_What you should do:_
Your task is to repeat the entries exactly. Leave the pictures out.

_Supplied information:_
========================================================================
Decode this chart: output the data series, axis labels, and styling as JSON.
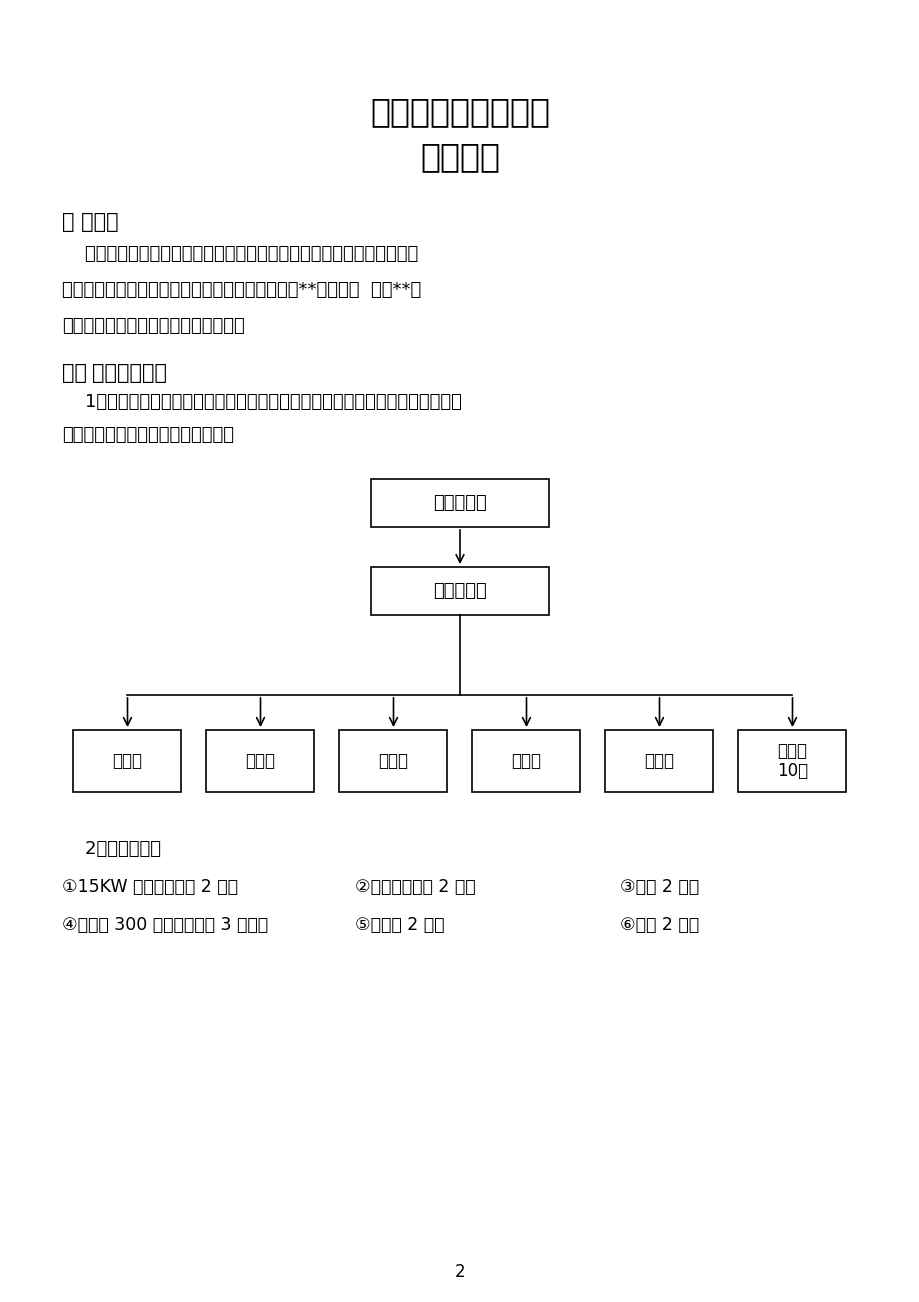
{
  "bg_color": "#ffffff",
  "title_line1": "电梯机房增加防护栏",
  "title_line2": "施工方案",
  "section1_header": "一 、概述",
  "section1_body": [
    "    生活区高层电梯机房频繁遭到盗窃及损坏，对电梯机房产生严重危害，",
    "导致居民出行乘坐电梯存在严重安全隐患。根据房**计划安排  加装**电",
    "梯机房的门、窗及护栏的防盗措施等。"
  ],
  "section2_header_prefix": "二、",
  "section2_header_bold": "施工组织机构",
  "section2_body": [
    "    1、建立强有力的项目部，公司行政部协助项目经理选派思想好、能力强、善合",
    "作、服务好的管理人员组成项目部。"
  ],
  "org_top": "项目总负责",
  "org_mid": "现场负责人",
  "org_bottom": [
    "安装班",
    "防腐班",
    "电工班",
    "土建班",
    "安全员",
    "辅助工\n10人"
  ],
  "section3_body1": "    2、工器具准备",
  "tools_row1_col1": "①15KW 硅整流电焊机 2 台；",
  "tools_row1_col2": "②氧、乙炔气割 2 套；",
  "tools_row1_col3": "③板手 2 套；",
  "tools_row2_col1": "④电缆线 300 米（含配电箱 3 套）；",
  "tools_row2_col2": "⑤工具车 2 辆；",
  "tools_row2_col3": "⑥熔枪 2 把；",
  "page_number": "2"
}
========================================================================
_Solution for this exercise:_
Decode this chart: output the data series, axis labels, and styling as JSON.
{
  "bg_color": "#ffffff",
  "title_line1": "电梯机房增加防护栏",
  "title_line2": "施工方案",
  "section1_header": "一 、概述",
  "section1_body": [
    "    生活区高层电梯机房频繁遭到盗窃及损坏，对电梯机房产生严重危害，",
    "导致居民出行乘坐电梯存在严重安全隐患。根据房**计划安排  加装**电",
    "梯机房的门、窗及护栏的防盗措施等。"
  ],
  "section2_header_prefix": "二、",
  "section2_header_bold": "施工组织机构",
  "section2_body": [
    "    1、建立强有力的项目部，公司行政部协助项目经理选派思想好、能力强、善合",
    "作、服务好的管理人员组成项目部。"
  ],
  "org_top": "项目总负责",
  "org_mid": "现场负责人",
  "org_bottom": [
    "安装班",
    "防腐班",
    "电工班",
    "土建班",
    "安全员",
    "辅助工\n10人"
  ],
  "section3_body1": "    2、工器具准备",
  "tools_row1_col1": "①15KW 硅整流电焊机 2 台；",
  "tools_row1_col2": "②氧、乙炔气割 2 套；",
  "tools_row1_col3": "③板手 2 套；",
  "tools_row2_col1": "④电缆线 300 米（含配电箱 3 套）；",
  "tools_row2_col2": "⑤工具车 2 辆；",
  "tools_row2_col3": "⑥熔枪 2 把；",
  "page_number": "2"
}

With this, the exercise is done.